### WHAT IS EXPECTED
For each line of the data below that holds "document", copy the line.

### LISTED RECORDS
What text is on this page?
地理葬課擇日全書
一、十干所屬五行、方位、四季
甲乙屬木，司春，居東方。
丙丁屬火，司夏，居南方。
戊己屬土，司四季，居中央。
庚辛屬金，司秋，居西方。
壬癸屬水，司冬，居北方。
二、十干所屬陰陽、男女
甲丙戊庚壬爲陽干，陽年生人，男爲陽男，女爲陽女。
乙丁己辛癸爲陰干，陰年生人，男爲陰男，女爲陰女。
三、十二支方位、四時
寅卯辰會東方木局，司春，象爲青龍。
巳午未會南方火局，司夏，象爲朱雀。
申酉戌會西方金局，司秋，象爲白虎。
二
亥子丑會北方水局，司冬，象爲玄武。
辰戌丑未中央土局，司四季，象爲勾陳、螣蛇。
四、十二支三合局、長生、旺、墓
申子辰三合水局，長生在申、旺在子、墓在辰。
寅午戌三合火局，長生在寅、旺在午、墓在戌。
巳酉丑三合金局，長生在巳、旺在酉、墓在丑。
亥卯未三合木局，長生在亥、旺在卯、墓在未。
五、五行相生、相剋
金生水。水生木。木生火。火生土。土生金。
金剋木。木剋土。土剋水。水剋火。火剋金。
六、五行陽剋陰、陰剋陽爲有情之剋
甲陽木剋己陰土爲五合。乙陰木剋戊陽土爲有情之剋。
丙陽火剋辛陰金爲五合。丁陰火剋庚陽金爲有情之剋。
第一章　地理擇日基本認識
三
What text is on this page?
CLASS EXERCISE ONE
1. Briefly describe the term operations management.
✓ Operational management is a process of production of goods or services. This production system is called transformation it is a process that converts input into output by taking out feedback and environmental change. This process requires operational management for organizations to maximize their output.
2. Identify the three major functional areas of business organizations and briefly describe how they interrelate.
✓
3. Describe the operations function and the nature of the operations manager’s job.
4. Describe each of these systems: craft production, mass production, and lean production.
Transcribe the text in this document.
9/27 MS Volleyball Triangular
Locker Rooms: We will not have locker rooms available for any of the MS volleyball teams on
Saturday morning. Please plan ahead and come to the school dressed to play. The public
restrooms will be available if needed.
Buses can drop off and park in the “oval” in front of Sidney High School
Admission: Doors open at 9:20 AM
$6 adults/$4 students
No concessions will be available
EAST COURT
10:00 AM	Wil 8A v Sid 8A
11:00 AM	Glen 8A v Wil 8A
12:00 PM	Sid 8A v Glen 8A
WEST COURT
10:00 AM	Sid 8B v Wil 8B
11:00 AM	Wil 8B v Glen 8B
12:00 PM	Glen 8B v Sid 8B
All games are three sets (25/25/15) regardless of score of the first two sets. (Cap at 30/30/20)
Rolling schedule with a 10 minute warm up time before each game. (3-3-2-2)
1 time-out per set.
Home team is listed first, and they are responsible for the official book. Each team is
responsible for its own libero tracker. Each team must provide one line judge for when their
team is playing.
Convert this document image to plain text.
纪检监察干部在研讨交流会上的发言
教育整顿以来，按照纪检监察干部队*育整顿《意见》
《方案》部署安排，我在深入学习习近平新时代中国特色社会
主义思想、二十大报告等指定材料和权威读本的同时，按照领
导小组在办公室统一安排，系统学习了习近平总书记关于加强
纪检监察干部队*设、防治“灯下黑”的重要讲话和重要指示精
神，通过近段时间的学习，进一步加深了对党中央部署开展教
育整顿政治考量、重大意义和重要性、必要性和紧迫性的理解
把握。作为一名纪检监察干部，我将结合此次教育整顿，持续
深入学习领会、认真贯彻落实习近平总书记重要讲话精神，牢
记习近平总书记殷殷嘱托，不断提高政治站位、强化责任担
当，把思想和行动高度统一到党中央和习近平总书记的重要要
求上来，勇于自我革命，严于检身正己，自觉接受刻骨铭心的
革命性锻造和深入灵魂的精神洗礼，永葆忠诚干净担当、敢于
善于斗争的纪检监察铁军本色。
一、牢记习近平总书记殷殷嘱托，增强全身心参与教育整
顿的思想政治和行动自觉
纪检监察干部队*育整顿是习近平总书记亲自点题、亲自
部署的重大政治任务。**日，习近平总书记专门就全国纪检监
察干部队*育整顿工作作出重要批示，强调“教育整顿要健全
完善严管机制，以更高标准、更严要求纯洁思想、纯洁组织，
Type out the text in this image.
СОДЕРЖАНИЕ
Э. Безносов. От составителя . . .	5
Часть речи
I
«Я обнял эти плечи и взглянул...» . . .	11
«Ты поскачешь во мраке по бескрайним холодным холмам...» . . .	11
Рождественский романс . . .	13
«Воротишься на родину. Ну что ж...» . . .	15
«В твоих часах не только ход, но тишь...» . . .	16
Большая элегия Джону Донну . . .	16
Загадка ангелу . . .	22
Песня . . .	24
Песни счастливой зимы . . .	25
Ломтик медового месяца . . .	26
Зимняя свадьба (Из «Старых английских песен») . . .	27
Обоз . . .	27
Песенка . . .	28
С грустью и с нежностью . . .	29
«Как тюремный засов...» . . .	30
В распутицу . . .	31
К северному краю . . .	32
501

### EXERCISE RESPONSE
Transcribe the text in this document.
Convert this document image to plain text.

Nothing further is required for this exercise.